● Your goal: Please restate the following records word for word.

● Data lines:
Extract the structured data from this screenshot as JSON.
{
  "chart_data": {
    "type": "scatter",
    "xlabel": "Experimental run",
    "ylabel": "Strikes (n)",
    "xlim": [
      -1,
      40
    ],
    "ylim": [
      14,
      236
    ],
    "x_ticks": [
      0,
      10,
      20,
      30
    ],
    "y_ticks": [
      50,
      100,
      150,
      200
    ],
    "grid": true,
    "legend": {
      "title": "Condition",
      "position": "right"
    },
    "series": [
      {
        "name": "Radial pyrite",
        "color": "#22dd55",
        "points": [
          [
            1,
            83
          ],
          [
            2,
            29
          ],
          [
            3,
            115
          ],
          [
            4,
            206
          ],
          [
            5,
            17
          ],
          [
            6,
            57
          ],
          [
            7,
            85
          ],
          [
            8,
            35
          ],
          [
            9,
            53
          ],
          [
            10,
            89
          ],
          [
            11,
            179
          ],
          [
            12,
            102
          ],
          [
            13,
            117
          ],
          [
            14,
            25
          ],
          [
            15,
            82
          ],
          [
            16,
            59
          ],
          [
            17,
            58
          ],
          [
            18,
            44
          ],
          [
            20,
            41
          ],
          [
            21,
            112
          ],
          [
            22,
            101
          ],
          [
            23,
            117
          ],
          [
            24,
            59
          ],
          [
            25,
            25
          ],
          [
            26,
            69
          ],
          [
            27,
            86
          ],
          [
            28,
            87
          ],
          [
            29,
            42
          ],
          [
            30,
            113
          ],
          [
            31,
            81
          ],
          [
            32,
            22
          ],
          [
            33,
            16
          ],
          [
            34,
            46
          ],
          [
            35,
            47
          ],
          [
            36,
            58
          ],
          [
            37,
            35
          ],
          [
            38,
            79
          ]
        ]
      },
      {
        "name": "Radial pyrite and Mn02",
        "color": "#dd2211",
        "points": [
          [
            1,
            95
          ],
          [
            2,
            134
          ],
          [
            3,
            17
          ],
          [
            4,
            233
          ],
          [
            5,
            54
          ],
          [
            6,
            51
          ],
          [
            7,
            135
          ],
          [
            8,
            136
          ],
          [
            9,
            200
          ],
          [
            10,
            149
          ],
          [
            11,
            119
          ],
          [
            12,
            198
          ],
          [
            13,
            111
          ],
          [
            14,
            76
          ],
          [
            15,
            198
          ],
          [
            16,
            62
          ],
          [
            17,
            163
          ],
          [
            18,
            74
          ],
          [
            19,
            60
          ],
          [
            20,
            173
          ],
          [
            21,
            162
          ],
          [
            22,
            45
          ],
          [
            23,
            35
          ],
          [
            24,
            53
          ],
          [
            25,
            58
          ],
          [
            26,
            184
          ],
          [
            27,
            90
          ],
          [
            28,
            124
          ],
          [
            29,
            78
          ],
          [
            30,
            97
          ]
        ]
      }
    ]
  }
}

● Final answer:
Extract the structured data from this screenshot as JSON.
{
  "chart_data": {
    "type": "scatter",
    "xlabel": "Experimental run",
    "ylabel": "Strikes (n)",
    "xlim": [
      -1,
      40
    ],
    "ylim": [
      14,
      236
    ],
    "x_ticks": [
      0,
      10,
      20,
      30
    ],
    "y_ticks": [
      50,
      100,
      150,
      200
    ],
    "grid": true,
    "legend": {
      "title": "Condition",
      "position": "right"
    },
    "series": [
      {
        "name": "Radial pyrite",
        "color": "#22dd55",
        "points": [
          [
            1,
            83
          ],
          [
            2,
            29
          ],
          [
            3,
            115
          ],
          [
            4,
            206
          ],
          [
            5,
            17
          ],
          [
            6,
            57
          ],
          [
            7,
            85
          ],
          [
            8,
            35
          ],
          [
            9,
            53
          ],
          [
            10,
            89
          ],
          [
            11,
            179
          ],
          [
            12,
            102
          ],
          [
            13,
            117
          ],
          [
            14,
            25
          ],
          [
            15,
            82
          ],
          [
            16,
            59
          ],
          [
            17,
            58
          ],
          [
            18,
            44
          ],
          [
            20,
            41
          ],
          [
            21,
            112
          ],
          [
            22,
            101
          ],
          [
            23,
            117
          ],
          [
            24,
            59
          ],
          [
            25,
            25
          ],
          [
            26,
            69
          ],
          [
            27,
            86
          ],
          [
            28,
            87
          ],
          [
            29,
            42
          ],
          [
            30,
            113
          ],
          [
            31,
            81
          ],
          [
            32,
            22
          ],
          [
            33,
            16
          ],
          [
            34,
            46
          ],
          [
            35,
            47
          ],
          [
            36,
            58
          ],
          [
            37,
            35
          ],
          [
            38,
            79
          ]
        ]
      },
      {
        "name": "Radial pyrite and Mn02",
        "color": "#dd2211",
        "points": [
          [
            1,
            95
          ],
          [
            2,
            134
          ],
          [
            3,
            17
          ],
          [
            4,
            233
          ],
          [
            5,
            54
          ],
          [
            6,
            51
          ],
          [
            7,
            135
          ],
          [
            8,
            136
          ],
          [
            9,
            200
          ],
          [
            10,
            149
          ],
          [
            11,
            119
          ],
          [
            12,
            198
          ],
          [
            13,
            111
          ],
          [
            14,
            76
          ],
          [
            15,
            198
          ],
          [
            16,
            62
          ],
          [
            17,
            163
          ],
          [
            18,
            74
          ],
          [
            19,
            60
          ],
          [
            20,
            173
          ],
          [
            21,
            162
          ],
          [
            22,
            45
          ],
          [
            23,
            35
          ],
          [
            24,
            53
          ],
          [
            25,
            58
          ],
          [
            26,
            184
          ],
          [
            27,
            90
          ],
          [
            28,
            124
          ],
          [
            29,
            78
          ],
          [
            30,
            97
          ]
        ]
      }
    ]
  }
}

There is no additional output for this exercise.